[Stored records]

-- BEGIN --

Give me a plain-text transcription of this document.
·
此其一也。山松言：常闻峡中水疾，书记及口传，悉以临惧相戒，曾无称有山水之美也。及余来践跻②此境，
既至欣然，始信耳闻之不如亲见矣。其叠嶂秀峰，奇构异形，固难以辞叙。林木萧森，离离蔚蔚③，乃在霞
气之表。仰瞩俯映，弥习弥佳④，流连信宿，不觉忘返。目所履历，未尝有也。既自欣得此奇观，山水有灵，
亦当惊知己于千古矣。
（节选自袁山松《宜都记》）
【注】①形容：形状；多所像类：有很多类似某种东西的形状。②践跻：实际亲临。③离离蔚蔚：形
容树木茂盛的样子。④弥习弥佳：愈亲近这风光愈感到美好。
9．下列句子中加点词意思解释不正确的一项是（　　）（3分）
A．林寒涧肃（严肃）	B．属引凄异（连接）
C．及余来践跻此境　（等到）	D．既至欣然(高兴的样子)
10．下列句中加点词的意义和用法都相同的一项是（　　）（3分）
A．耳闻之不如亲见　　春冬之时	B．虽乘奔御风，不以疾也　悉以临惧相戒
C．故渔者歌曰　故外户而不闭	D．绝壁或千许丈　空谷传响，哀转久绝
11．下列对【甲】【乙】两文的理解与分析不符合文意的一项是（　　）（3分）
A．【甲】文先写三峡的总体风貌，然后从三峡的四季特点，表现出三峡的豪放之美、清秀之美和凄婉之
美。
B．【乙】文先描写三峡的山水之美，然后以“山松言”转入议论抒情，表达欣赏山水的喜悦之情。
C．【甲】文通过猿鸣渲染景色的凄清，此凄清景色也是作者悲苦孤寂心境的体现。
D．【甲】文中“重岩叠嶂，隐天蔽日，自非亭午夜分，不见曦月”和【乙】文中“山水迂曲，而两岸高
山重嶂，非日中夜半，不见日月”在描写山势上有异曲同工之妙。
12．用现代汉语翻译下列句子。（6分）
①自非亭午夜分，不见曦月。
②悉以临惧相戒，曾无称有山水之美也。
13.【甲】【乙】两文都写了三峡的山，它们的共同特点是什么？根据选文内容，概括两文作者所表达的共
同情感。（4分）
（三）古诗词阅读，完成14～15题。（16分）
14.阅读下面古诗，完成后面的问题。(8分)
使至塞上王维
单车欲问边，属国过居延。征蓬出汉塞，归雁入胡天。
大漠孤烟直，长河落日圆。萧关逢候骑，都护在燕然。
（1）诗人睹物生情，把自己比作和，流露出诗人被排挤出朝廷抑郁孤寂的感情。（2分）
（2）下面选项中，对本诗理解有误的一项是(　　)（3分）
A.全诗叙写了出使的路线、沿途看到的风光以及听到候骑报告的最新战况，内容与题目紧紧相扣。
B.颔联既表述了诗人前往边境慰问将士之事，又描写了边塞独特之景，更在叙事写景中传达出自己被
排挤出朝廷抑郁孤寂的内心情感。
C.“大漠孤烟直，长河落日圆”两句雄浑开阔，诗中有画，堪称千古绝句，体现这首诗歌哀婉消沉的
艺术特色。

-- END --

> Task: Wherever a line in the data above holds "大漠孤烟直", copy that line.

> Exercise output:
大漠孤烟直，长河落日圆。萧关逢候骑，都护在燕然。
C.“大漠孤烟直，长河落日圆”两句雄浑开阔，诗中有画，堪称千古绝句，体现这首诗歌哀婉消沉的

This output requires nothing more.